§ **EXERCISE DETAILS**
Would you transcribe the listing that follows, character for character, and omit its images?

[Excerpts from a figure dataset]
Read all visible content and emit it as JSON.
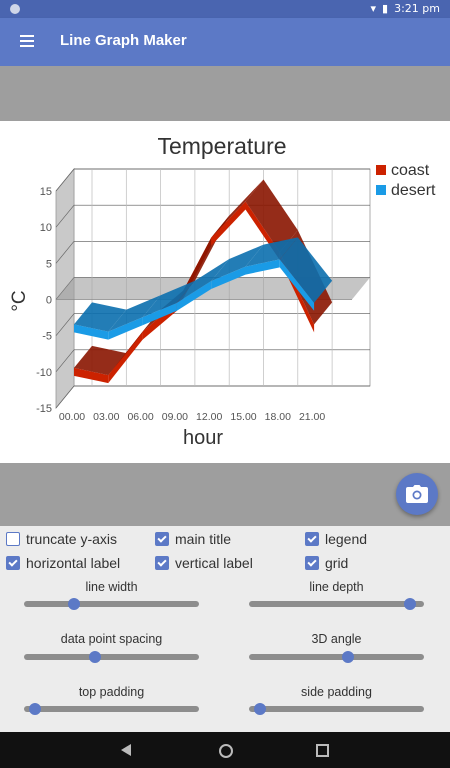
{
  "status_bar": {
    "time": "3:21 pm"
  },
  "app_bar": {
    "title": "Line Graph Maker"
  },
  "chart_data": {
    "type": "line",
    "title": "Temperature",
    "xlabel": "hour",
    "ylabel": "°C",
    "categories": [
      "00.00",
      "03.00",
      "06.00",
      "09.00",
      "12.00",
      "15.00",
      "18.00",
      "21.00"
    ],
    "y_ticks": [
      "15",
      "10",
      "5",
      "0",
      "-5",
      "-10",
      "-15"
    ],
    "ylim": [
      -15,
      15
    ],
    "three_d": true,
    "grid": true,
    "legend_position": "top-right",
    "series": [
      {
        "name": "coast",
        "color": "#cc2200",
        "values": [
          -10,
          -11,
          -5,
          -1,
          8,
          13,
          6,
          -4
        ]
      },
      {
        "name": "desert",
        "color": "#1a9be6",
        "values": [
          -4,
          -5,
          -3,
          -1,
          2,
          4,
          5,
          -1
        ]
      }
    ]
  },
  "checkboxes": [
    {
      "label": "truncate y-axis",
      "checked": false
    },
    {
      "label": "main title",
      "checked": true
    },
    {
      "label": "legend",
      "checked": true
    },
    {
      "label": "horizontal label",
      "checked": true
    },
    {
      "label": "vertical label",
      "checked": true
    },
    {
      "label": "grid",
      "checked": true
    }
  ],
  "sliders": [
    {
      "label": "line width",
      "value": 0.27
    },
    {
      "label": "line depth",
      "value": 0.95
    },
    {
      "label": "data point spacing",
      "value": 0.4
    },
    {
      "label": "3D angle",
      "value": 0.57
    },
    {
      "label": "top padding",
      "value": 0.03
    },
    {
      "label": "side padding",
      "value": 0.03
    }
  ]
}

§ **ANSWER TO THE TASK**
Read all visible content and emit it as JSON.
{
  "status_bar": {
    "time": "3:21 pm"
  },
  "app_bar": {
    "title": "Line Graph Maker"
  },
  "chart_data": {
    "type": "line",
    "title": "Temperature",
    "xlabel": "hour",
    "ylabel": "°C",
    "categories": [
      "00.00",
      "03.00",
      "06.00",
      "09.00",
      "12.00",
      "15.00",
      "18.00",
      "21.00"
    ],
    "y_ticks": [
      "15",
      "10",
      "5",
      "0",
      "-5",
      "-10",
      "-15"
    ],
    "ylim": [
      -15,
      15
    ],
    "three_d": true,
    "grid": true,
    "legend_position": "top-right",
    "series": [
      {
        "name": "coast",
        "color": "#cc2200",
        "values": [
          -10,
          -11,
          -5,
          -1,
          8,
          13,
          6,
          -4
        ]
      },
      {
        "name": "desert",
        "color": "#1a9be6",
        "values": [
          -4,
          -5,
          -3,
          -1,
          2,
          4,
          5,
          -1
        ]
      }
    ]
  },
  "checkboxes": [
    {
      "label": "truncate y-axis",
      "checked": false
    },
    {
      "label": "main title",
      "checked": true
    },
    {
      "label": "legend",
      "checked": true
    },
    {
      "label": "horizontal label",
      "checked": true
    },
    {
      "label": "vertical label",
      "checked": true
    },
    {
      "label": "grid",
      "checked": true
    }
  ],
  "sliders": [
    {
      "label": "line width",
      "value": 0.27
    },
    {
      "label": "line depth",
      "value": 0.95
    },
    {
      "label": "data point spacing",
      "value": 0.4
    },
    {
      "label": "3D angle",
      "value": 0.57
    },
    {
      "label": "top padding",
      "value": 0.03
    },
    {
      "label": "side padding",
      "value": 0.03
    }
  ]
}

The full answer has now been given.